Some records
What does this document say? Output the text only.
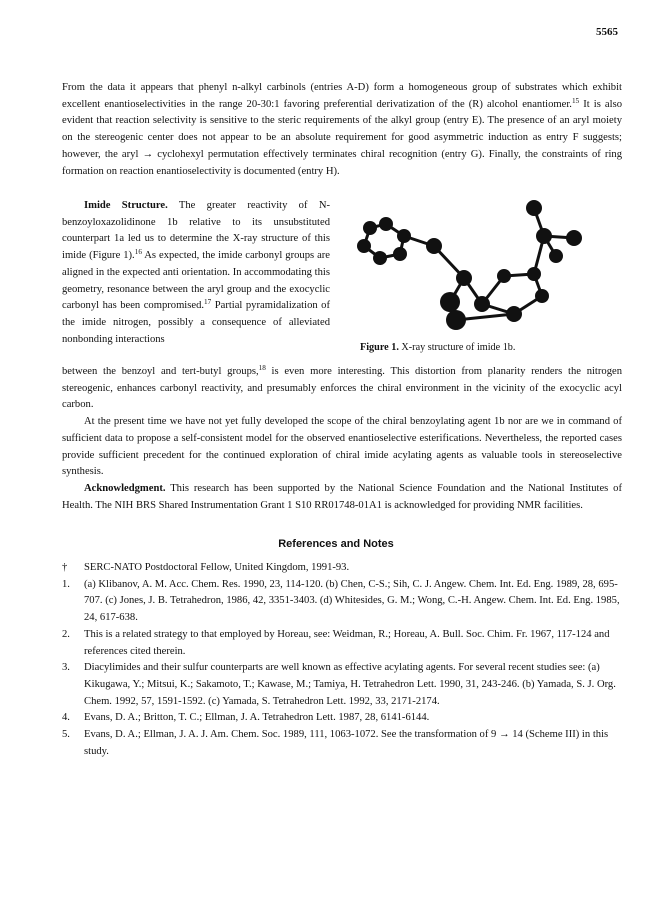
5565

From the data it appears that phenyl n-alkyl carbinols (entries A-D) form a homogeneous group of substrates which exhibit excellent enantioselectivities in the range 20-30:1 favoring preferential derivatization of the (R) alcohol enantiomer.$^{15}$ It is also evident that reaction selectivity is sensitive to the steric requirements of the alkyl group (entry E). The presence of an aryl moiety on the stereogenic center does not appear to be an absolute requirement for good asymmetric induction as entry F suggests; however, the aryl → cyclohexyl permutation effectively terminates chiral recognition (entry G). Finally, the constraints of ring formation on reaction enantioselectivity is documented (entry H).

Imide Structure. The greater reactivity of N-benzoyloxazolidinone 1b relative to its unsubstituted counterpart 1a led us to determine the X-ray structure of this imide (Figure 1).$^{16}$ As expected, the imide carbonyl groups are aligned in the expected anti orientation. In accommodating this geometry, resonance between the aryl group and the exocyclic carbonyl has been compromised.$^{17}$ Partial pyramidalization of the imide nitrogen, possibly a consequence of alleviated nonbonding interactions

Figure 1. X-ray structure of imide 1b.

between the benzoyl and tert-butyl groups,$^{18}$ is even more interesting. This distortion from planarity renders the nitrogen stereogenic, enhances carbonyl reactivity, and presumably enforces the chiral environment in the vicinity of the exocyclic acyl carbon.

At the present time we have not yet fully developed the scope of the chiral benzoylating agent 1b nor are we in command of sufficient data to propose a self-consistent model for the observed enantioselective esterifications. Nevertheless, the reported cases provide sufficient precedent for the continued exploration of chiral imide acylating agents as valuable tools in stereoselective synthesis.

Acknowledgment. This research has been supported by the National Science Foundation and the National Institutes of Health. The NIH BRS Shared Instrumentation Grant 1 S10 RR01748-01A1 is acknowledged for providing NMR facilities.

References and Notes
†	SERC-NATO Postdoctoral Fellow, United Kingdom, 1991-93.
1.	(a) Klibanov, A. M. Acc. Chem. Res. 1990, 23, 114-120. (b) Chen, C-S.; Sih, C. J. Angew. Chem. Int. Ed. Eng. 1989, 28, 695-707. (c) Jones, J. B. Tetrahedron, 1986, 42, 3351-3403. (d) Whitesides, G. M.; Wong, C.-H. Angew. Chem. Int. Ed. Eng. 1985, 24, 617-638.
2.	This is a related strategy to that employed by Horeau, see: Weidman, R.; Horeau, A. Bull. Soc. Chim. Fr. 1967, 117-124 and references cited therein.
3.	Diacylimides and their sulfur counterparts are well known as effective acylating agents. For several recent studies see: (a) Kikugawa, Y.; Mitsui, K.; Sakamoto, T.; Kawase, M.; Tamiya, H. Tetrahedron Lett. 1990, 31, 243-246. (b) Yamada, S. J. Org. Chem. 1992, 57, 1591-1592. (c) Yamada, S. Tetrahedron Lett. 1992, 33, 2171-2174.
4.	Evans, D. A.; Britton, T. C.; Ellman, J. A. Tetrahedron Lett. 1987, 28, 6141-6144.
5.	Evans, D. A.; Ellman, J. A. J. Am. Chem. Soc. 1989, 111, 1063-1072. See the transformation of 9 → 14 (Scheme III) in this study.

-- Problem details --
Keep the pictures out of your copy, and repeat every entry above exactly.

-- Task answer --
What does this document say? Output the text only.
5565

From the data it appears that phenyl n-alkyl carbinols (entries A-D) form a homogeneous group of substrates which exhibit excellent enantioselectivities in the range 20-30:1 favoring preferential derivatization of the (R) alcohol enantiomer.$^{15}$ It is also evident that reaction selectivity is sensitive to the steric requirements of the alkyl group (entry E). The presence of an aryl moiety on the stereogenic center does not appear to be an absolute requirement for good asymmetric induction as entry F suggests; however, the aryl → cyclohexyl permutation effectively terminates chiral recognition (entry G). Finally, the constraints of ring formation on reaction enantioselectivity is documented (entry H).

Imide Structure. The greater reactivity of N-benzoyloxazolidinone 1b relative to its unsubstituted counterpart 1a led us to determine the X-ray structure of this imide (Figure 1).$^{16}$ As expected, the imide carbonyl groups are aligned in the expected anti orientation. In accommodating this geometry, resonance between the aryl group and the exocyclic carbonyl has been compromised.$^{17}$ Partial pyramidalization of the imide nitrogen, possibly a consequence of alleviated nonbonding interactions

Figure 1. X-ray structure of imide 1b.

between the benzoyl and tert-butyl groups,$^{18}$ is even more interesting. This distortion from planarity renders the nitrogen stereogenic, enhances carbonyl reactivity, and presumably enforces the chiral environment in the vicinity of the exocyclic acyl carbon.

At the present time we have not yet fully developed the scope of the chiral benzoylating agent 1b nor are we in command of sufficient data to propose a self-consistent model for the observed enantioselective esterifications. Nevertheless, the reported cases provide sufficient precedent for the continued exploration of chiral imide acylating agents as valuable tools in stereoselective synthesis.

Acknowledgment. This research has been supported by the National Science Foundation and the National Institutes of Health. The NIH BRS Shared Instrumentation Grant 1 S10 RR01748-01A1 is acknowledged for providing NMR facilities.

References and Notes
†	SERC-NATO Postdoctoral Fellow, United Kingdom, 1991-93.
1.	(a) Klibanov, A. M. Acc. Chem. Res. 1990, 23, 114-120. (b) Chen, C-S.; Sih, C. J. Angew. Chem. Int. Ed. Eng. 1989, 28, 695-707. (c) Jones, J. B. Tetrahedron, 1986, 42, 3351-3403. (d) Whitesides, G. M.; Wong, C.-H. Angew. Chem. Int. Ed. Eng. 1985, 24, 617-638.
2.	This is a related strategy to that employed by Horeau, see: Weidman, R.; Horeau, A. Bull. Soc. Chim. Fr. 1967, 117-124 and references cited therein.
3.	Diacylimides and their sulfur counterparts are well known as effective acylating agents. For several recent studies see: (a) Kikugawa, Y.; Mitsui, K.; Sakamoto, T.; Kawase, M.; Tamiya, H. Tetrahedron Lett. 1990, 31, 243-246. (b) Yamada, S. J. Org. Chem. 1992, 57, 1591-1592. (c) Yamada, S. Tetrahedron Lett. 1992, 33, 2171-2174.
4.	Evans, D. A.; Britton, T. C.; Ellman, J. A. Tetrahedron Lett. 1987, 28, 6141-6144.
5.	Evans, D. A.; Ellman, J. A. J. Am. Chem. Soc. 1989, 111, 1063-1072. See the transformation of 9 → 14 (Scheme III) in this study.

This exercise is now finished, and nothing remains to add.